Stored records
^^^^^^^^^^^^^^^^
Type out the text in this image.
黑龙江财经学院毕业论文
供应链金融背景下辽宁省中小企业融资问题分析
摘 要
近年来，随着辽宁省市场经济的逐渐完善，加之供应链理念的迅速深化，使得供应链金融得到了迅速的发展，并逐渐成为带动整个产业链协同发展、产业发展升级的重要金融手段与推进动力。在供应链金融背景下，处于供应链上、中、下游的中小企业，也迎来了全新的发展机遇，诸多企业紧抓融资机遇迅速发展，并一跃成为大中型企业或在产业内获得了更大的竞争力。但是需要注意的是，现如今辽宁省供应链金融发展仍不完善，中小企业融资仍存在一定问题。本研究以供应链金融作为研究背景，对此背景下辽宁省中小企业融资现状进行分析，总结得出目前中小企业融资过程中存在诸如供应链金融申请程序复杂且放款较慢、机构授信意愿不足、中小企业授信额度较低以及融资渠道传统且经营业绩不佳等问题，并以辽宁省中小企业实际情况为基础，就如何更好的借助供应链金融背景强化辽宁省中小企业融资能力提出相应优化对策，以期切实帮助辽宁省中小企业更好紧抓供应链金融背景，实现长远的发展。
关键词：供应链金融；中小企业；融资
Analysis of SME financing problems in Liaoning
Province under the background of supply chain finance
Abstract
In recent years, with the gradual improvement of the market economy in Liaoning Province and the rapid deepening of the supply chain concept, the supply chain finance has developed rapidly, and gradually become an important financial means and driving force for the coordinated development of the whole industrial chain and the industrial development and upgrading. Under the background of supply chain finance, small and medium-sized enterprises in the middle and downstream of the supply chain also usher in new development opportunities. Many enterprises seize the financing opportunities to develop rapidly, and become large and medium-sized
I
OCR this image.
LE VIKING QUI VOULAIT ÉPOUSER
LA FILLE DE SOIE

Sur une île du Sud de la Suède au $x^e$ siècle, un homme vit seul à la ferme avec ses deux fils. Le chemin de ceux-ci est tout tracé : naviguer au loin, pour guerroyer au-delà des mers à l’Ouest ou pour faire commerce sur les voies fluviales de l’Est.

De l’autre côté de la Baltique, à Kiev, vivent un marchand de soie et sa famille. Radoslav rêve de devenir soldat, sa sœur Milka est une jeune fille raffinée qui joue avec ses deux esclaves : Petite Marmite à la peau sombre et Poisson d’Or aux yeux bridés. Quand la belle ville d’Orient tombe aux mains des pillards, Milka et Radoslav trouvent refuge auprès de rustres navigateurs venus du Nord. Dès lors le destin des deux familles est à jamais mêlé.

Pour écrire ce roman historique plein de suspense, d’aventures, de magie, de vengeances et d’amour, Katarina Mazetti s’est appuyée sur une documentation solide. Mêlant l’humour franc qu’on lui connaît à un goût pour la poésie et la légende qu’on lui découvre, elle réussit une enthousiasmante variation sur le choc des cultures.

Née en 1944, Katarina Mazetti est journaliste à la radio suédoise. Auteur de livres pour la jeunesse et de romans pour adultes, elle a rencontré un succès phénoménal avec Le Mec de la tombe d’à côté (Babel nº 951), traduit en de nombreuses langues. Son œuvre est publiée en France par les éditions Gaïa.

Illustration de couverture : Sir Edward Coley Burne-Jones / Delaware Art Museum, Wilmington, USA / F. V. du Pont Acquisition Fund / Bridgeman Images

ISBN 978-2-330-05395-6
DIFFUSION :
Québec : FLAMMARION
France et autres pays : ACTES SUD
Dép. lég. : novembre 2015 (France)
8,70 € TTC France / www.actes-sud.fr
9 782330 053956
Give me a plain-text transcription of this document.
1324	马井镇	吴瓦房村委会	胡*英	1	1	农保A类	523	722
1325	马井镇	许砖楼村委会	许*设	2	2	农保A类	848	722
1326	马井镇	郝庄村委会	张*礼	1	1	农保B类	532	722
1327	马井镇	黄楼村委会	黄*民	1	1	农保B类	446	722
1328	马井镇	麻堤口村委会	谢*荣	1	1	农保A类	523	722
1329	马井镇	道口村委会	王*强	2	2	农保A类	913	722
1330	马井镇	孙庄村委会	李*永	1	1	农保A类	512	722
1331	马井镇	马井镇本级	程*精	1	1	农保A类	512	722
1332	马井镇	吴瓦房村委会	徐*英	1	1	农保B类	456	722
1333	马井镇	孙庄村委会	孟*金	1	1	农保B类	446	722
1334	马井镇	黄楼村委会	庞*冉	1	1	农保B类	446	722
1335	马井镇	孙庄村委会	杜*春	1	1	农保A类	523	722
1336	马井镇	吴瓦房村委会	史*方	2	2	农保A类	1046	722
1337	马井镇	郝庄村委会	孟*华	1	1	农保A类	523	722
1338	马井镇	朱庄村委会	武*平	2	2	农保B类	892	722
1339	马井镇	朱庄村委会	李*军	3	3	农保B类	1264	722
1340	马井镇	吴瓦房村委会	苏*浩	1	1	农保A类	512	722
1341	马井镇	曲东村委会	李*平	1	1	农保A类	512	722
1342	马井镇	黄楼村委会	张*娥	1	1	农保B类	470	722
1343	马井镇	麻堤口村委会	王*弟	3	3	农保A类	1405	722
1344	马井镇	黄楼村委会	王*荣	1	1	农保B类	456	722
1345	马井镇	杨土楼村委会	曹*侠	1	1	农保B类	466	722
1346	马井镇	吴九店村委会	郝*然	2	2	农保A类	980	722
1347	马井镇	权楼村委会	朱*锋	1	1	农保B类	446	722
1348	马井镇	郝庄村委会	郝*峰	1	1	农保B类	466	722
^^^^^^^^^^^^^^^^
** Your goal **
Starting with the line that contains "Give me a plain-text", repeat each line through the last one exactly as it appears. Include both ends and nothing more.

** Exercise response **
Give me a plain-text transcription of this document.
1324	马井镇	吴瓦房村委会	胡*英	1	1	农保A类	523	722
1325	马井镇	许砖楼村委会	许*设	2	2	农保A类	848	722
1326	马井镇	郝庄村委会	张*礼	1	1	农保B类	532	722
1327	马井镇	黄楼村委会	黄*民	1	1	农保B类	446	722
1328	马井镇	麻堤口村委会	谢*荣	1	1	农保A类	523	722
1329	马井镇	道口村委会	王*强	2	2	农保A类	913	722
1330	马井镇	孙庄村委会	李*永	1	1	农保A类	512	722
1331	马井镇	马井镇本级	程*精	1	1	农保A类	512	722
1332	马井镇	吴瓦房村委会	徐*英	1	1	农保B类	456	722
1333	马井镇	孙庄村委会	孟*金	1	1	农保B类	446	722
1334	马井镇	黄楼村委会	庞*冉	1	1	农保B类	446	722
1335	马井镇	孙庄村委会	杜*春	1	1	农保A类	523	722
1336	马井镇	吴瓦房村委会	史*方	2	2	农保A类	1046	722
1337	马井镇	郝庄村委会	孟*华	1	1	农保A类	523	722
1338	马井镇	朱庄村委会	武*平	2	2	农保B类	892	722
1339	马井镇	朱庄村委会	李*军	3	3	农保B类	1264	722
1340	马井镇	吴瓦房村委会	苏*浩	1	1	农保A类	512	722
1341	马井镇	曲东村委会	李*平	1	1	农保A类	512	722
1342	马井镇	黄楼村委会	张*娥	1	1	农保B类	470	722
1343	马井镇	麻堤口村委会	王*弟	3	3	农保A类	1405	722
1344	马井镇	黄楼村委会	王*荣	1	1	农保B类	456	722
1345	马井镇	杨土楼村委会	曹*侠	1	1	农保B类	466	722
1346	马井镇	吴九店村委会	郝*然	2	2	农保A类	980	722
1347	马井镇	权楼村委会	朱*锋	1	1	农保B类	446	722
1348	马井镇	郝庄村委会	郝*峰	1	1	农保B类	466	722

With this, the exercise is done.